* **EXERCISE TEXT**
[Start of section]

Here is my note on pollution within the zettelkasten

If I created a bunch of random notes with scrambled sentences, it would be ruining the quality of my zettelkasten because it would be wasting time to go through them, creating noise in my graph view, and making it difficult to connect disparate topics at random (open random note).

How would the same concept apply to the notes within my zettelkasten as a whole? Are the notes I'm taking closer to signal than noise? Are the giant central notes (bibliography notes) bad because they are adding more noise to the collection, at least when it comes to graph view?

I don't know if I have an answer to this beyond separating literature and bibliography notes (or Idea Indexes) and trying to keep my notes concept oriented, as they tend to be more reusable, which I think is one of the goals of a zettelkasten.

• @nathanwinklepleck See also this new blog post by the creator of another note taking system who tried the Zettelkasten method similarly to you and experienced a system breakdown as a result, for exactly the same reasons you are concerned about and described in this thread.

https://blog.noteplan.co/zettelkasten-mistakes/

TLDR: Keep the ZK in separate folders than other notes, identify them differently, allow them to link between each other as needed but keep a strong mental separation between them to avoid system breakdown.

[End of section]

* **GIVEN ENTRIES**
[Start of section]

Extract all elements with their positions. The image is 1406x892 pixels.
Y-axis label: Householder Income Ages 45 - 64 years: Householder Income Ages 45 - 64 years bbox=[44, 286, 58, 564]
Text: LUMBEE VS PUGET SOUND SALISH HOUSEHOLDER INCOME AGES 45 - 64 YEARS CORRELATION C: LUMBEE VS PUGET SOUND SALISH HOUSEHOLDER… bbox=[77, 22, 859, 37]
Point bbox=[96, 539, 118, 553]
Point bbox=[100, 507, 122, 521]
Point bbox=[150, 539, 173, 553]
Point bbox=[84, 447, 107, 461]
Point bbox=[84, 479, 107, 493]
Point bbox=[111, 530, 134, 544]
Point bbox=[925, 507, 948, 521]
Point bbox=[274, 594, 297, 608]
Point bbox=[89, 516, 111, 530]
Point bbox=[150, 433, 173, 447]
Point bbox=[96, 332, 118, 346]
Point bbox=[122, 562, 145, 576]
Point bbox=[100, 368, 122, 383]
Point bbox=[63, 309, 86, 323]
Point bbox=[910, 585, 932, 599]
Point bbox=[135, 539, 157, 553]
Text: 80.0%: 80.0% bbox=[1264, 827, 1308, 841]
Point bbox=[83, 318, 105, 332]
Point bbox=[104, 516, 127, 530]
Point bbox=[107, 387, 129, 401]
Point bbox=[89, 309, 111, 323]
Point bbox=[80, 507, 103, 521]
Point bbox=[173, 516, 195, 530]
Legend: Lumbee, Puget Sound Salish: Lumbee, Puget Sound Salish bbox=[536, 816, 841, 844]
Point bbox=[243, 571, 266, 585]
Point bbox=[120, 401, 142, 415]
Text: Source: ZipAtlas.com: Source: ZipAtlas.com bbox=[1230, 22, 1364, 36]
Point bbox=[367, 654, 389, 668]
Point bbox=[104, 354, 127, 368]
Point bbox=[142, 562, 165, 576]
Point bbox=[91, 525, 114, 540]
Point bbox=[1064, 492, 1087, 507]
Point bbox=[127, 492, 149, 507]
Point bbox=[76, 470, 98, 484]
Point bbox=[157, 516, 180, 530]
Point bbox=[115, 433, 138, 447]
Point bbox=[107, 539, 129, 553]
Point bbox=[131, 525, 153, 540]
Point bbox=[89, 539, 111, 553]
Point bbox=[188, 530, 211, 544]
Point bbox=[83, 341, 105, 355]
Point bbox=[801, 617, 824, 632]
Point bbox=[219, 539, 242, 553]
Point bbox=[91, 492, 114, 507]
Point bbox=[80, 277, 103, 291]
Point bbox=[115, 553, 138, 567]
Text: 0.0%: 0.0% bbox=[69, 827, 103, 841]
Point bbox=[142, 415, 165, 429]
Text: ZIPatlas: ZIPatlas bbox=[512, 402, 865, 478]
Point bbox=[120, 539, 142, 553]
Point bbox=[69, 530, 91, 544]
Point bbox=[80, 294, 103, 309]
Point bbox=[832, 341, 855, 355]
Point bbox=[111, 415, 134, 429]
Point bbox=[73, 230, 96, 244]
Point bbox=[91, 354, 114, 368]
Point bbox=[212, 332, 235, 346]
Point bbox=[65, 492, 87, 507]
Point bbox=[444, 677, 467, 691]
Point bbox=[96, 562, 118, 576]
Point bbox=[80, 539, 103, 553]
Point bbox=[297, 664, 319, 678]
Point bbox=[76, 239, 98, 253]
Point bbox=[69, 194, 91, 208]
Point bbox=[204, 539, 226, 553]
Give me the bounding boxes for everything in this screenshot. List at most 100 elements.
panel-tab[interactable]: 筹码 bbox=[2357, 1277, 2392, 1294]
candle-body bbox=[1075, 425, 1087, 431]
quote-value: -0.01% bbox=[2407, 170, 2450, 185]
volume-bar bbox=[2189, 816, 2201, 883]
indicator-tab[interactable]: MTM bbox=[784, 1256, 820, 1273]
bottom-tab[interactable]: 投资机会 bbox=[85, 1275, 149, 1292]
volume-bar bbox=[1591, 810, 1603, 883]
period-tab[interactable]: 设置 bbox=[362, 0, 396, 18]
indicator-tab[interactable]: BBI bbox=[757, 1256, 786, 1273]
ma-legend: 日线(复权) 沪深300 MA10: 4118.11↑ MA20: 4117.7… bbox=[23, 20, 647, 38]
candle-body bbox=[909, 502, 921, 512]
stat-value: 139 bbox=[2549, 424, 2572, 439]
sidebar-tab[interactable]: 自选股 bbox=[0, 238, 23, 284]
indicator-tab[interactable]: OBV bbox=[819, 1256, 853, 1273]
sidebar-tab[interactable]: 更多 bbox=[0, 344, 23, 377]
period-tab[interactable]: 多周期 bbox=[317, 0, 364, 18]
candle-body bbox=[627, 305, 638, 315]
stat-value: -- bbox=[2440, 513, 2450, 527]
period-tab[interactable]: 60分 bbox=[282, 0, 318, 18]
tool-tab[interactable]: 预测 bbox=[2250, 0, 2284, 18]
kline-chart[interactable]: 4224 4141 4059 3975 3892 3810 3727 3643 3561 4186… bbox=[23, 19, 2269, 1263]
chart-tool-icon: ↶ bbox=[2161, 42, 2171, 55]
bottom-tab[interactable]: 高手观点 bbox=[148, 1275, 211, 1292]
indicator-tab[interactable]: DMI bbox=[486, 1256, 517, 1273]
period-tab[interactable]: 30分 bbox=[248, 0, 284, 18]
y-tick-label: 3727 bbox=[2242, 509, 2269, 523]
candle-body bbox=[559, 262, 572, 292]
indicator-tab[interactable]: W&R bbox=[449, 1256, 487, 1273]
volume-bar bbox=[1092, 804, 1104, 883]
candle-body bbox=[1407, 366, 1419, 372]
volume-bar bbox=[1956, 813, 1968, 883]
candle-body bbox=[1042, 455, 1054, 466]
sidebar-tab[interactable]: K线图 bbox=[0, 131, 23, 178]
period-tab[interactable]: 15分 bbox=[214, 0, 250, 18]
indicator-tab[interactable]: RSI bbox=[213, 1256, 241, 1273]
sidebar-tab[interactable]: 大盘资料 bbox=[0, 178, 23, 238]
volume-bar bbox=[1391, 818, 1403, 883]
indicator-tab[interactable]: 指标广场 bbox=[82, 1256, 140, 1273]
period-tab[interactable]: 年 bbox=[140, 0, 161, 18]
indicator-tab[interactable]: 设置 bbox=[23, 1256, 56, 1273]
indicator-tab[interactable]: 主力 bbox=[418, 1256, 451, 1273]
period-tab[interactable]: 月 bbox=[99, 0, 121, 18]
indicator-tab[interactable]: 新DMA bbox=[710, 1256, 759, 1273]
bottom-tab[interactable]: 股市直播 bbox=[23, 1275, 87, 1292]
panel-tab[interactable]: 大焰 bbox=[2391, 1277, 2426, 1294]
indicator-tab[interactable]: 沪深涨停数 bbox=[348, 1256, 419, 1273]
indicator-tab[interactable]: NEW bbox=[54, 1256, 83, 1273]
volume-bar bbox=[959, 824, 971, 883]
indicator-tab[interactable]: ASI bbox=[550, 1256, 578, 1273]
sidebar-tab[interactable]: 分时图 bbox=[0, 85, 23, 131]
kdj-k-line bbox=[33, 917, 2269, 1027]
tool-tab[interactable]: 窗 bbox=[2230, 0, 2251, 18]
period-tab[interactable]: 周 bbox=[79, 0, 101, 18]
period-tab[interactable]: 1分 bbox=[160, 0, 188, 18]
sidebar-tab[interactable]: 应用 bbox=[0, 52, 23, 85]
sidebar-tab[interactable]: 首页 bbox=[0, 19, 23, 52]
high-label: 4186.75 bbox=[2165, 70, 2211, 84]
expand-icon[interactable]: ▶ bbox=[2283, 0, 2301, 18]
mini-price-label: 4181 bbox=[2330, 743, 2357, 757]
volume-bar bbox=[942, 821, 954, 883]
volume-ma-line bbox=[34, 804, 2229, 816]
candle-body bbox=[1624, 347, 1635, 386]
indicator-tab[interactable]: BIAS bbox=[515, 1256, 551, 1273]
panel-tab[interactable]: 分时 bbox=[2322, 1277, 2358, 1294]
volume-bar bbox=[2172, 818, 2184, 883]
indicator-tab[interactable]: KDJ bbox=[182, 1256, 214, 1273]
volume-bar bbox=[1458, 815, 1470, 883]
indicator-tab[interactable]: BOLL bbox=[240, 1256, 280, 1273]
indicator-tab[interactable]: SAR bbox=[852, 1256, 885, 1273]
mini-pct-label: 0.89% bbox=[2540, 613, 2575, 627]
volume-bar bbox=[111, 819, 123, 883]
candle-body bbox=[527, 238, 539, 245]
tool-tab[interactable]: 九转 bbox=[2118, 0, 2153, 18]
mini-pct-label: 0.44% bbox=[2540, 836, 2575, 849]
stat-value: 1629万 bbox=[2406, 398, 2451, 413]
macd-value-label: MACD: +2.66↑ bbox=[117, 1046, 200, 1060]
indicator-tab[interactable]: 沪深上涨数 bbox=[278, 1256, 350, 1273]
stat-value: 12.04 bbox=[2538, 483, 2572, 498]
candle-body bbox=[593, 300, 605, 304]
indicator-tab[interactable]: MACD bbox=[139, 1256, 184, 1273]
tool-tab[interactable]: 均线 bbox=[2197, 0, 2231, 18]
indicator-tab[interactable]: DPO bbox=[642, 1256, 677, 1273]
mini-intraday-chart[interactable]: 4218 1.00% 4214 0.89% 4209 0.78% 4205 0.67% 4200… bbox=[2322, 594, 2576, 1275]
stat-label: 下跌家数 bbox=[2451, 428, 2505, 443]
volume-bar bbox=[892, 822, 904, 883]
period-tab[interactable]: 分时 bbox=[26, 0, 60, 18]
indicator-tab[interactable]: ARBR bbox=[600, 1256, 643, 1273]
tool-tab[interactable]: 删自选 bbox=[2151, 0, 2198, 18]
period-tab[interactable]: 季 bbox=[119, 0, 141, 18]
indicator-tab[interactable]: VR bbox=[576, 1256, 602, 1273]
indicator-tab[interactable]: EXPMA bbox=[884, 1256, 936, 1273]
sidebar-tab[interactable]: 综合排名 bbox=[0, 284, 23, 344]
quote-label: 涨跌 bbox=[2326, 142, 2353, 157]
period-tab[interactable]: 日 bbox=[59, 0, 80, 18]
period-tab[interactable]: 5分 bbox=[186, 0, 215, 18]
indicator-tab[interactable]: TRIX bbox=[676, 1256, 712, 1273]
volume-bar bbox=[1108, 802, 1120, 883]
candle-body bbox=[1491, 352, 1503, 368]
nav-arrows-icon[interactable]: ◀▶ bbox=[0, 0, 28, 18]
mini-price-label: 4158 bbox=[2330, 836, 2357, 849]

[End of section]

* **TASK REQUIREMENTS**
- 1) Decide whether each statement agrees with the post on zettelkasten pollution, answering yes or no and quoting the deciding words: (a) Random notes with scrambled sentences would create noise in the graph view. (b) The writer is sure of having a complete answer to the problem. (c) The linked blog post advises keeping zettelkasten notes in the same folders as other notes.
- 2) Resume the post on zettelkasten pollution after its last sentence and continue it.
The records come from a separate source and are unrelated to the post on zettelkasten pollution.

* **ANSWERS FOR THE EXERCISE**
- 1)
(a) Yes: "creating noise in my graph view"
(b) No: "I don't know if I have an answer to this"
(c) No: "Keep the ZK in separate folders than other notes"

- 2)
@Nick I consider literature notes part of my ZK, but my ZK resides in two folders, one for literature notes and one for evergreen notes. They are distinguished in the titles so it is easy to see at a glance whether a link is to my own thoughts or the thoughts of someone else. The line gets blurry sometimes between the two and it just works surprisingly well.

• @Sascha said:
Technically, Obsidian is not your Zettelkastensoftware but your control panel for various aspects of your workflow. Given that, your question can be transformed to: What are the downfalls in using the same software for different purposes, one of them being the access and manipulation of a Zettelkasten?

Great points. There are not any downsides from what I can see other than (possibly) having a ton of 'unnecessary' search items. When I search Obsidian, it pulls in everything (journal entries, todo lists, etc). As I think about it, this could actually be a good thing, as it gives me more information to look at when crafting/linking a Zettel.

• @Will said:
TODOs are a matter I'm evolving with. I'm currently settled on having two TODO trackers. I use the tag #2do in my zettelkasten to point to work "on my zettelkasting method." TODOs around zettelkasting. Here is the current list.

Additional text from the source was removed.